[Figure collection entries]
·····

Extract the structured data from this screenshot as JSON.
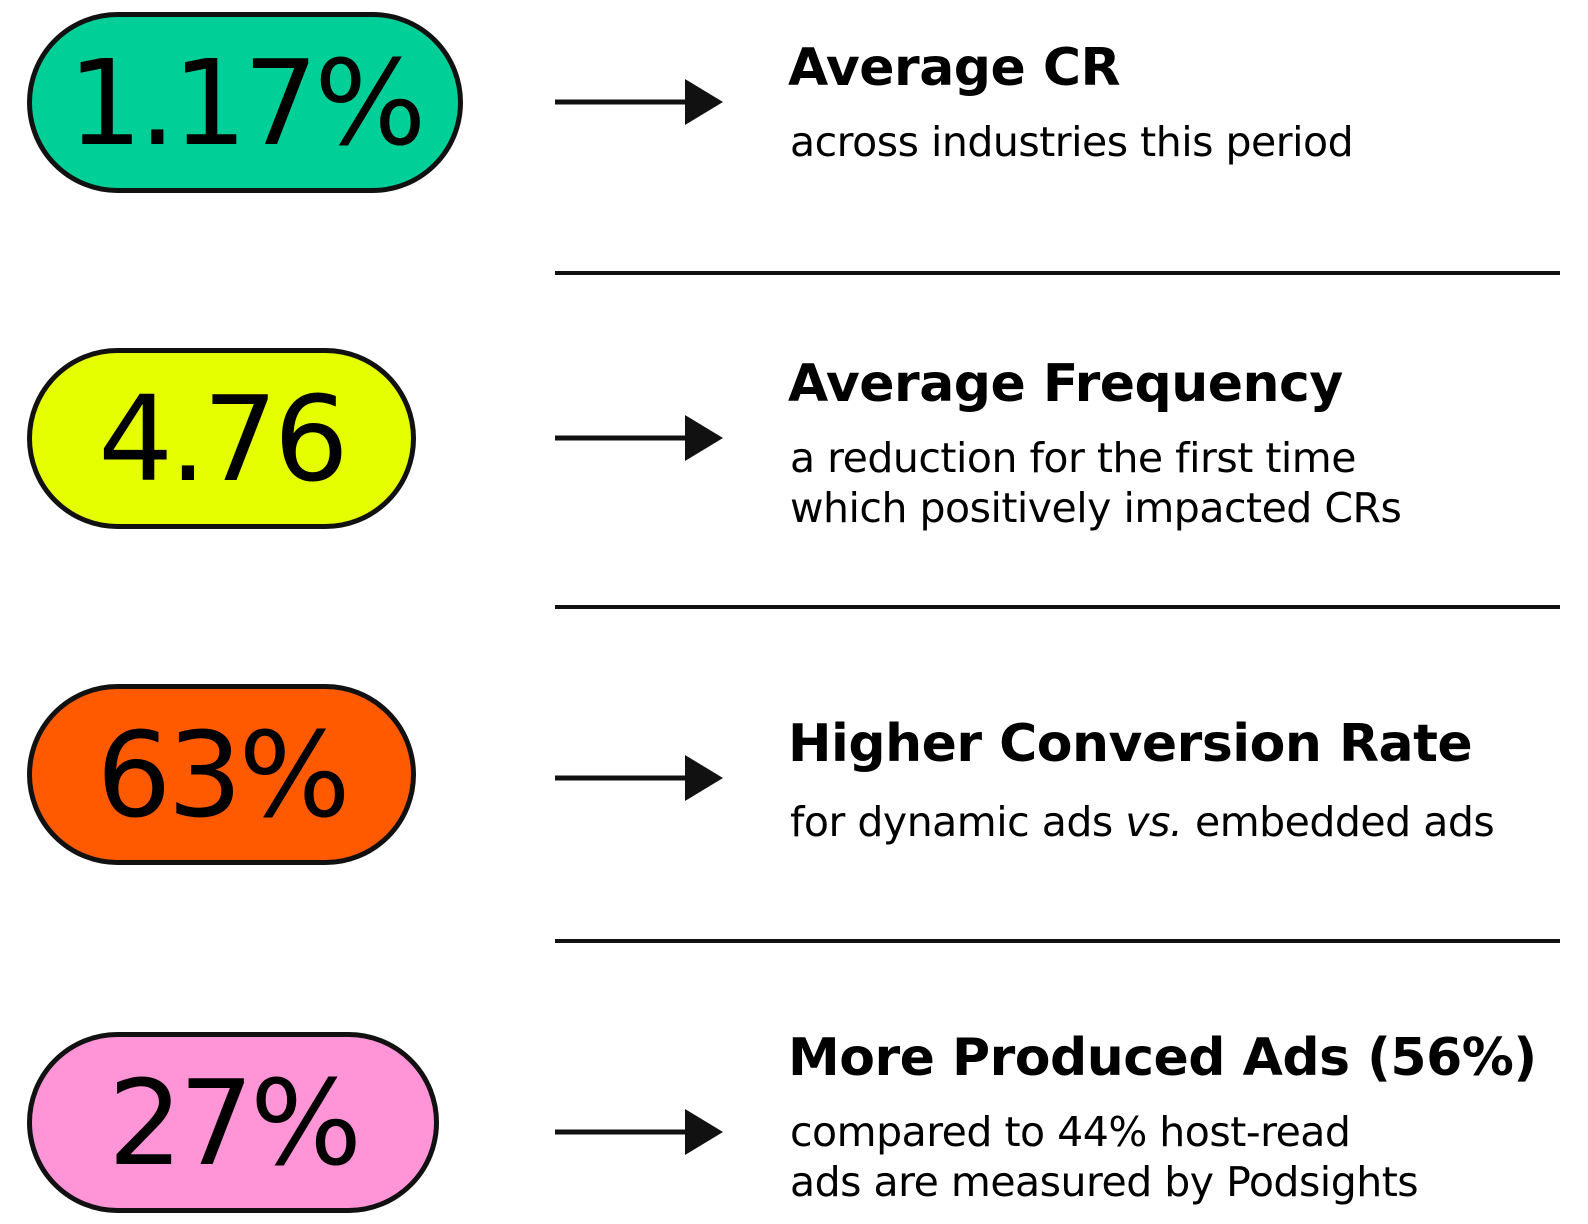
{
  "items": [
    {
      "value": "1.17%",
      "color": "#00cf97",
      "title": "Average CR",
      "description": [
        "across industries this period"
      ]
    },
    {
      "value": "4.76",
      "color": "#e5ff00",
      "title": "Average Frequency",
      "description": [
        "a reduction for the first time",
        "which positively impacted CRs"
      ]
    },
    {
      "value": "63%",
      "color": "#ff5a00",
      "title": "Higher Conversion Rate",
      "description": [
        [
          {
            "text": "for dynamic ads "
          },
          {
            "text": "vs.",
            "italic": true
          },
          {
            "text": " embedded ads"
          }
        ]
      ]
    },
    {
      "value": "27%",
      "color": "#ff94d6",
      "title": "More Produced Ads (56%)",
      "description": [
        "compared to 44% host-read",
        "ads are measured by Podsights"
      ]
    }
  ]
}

·····

Your answer should be a single number: the count of lines in the material above that contain "Average".

* **FINAL ANSWER**:
2